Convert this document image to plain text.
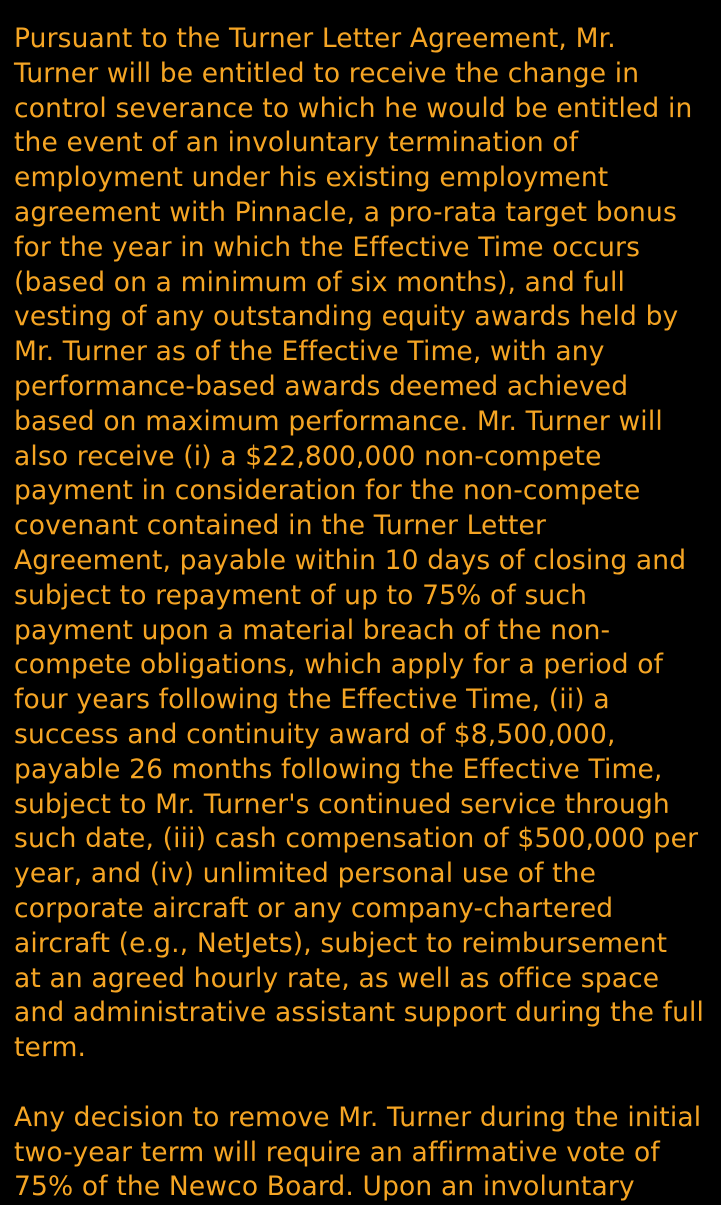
Pursuant to the Turner Letter Agreement, Mr.
Turner will be entitled to receive the change in
control severance to which he would be entitled in
the event of an involuntary termination of
employment under his existing employment
agreement with Pinnacle, a pro-rata target bonus
for the year in which the Effective Time occurs
(based on a minimum of six months), and full
vesting of any outstanding equity awards held by
Mr. Turner as of the Effective Time, with any
performance-based awards deemed achieved
based on maximum performance. Mr. Turner will
also receive (i) a $22,800,000 non-compete
payment in consideration for the non-compete
covenant contained in the Turner Letter
Agreement, payable within 10 days of closing and
subject to repayment of up to 75% of such
payment upon a material breach of the non-
compete obligations, which apply for a period of
four years following the Effective Time, (ii) a
success and continuity award of $8,500,000,
payable 26 months following the Effective Time,
subject to Mr. Turner's continued service through
such date, (iii) cash compensation of $500,000 per
year, and (iv) unlimited personal use of the
corporate aircraft or any company-chartered
aircraft (e.g., NetJets), subject to reimbursement
at an agreed hourly rate, as well as office space
and administrative assistant support during the full
term.
Any decision to remove Mr. Turner during the initial
two-year term will require an affirmative vote of
75% of the Newco Board. Upon an involuntary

════════

* GOAL OF THE EXERCISE: Above are the records; copy every line in them that holds the word "Time".

* SOLVED PROBLEM:
for the year in which the Effective Time occurs
Mr. Turner as of the Effective Time, with any
four years following the Effective Time, (ii) a
payable 26 months following the Effective Time,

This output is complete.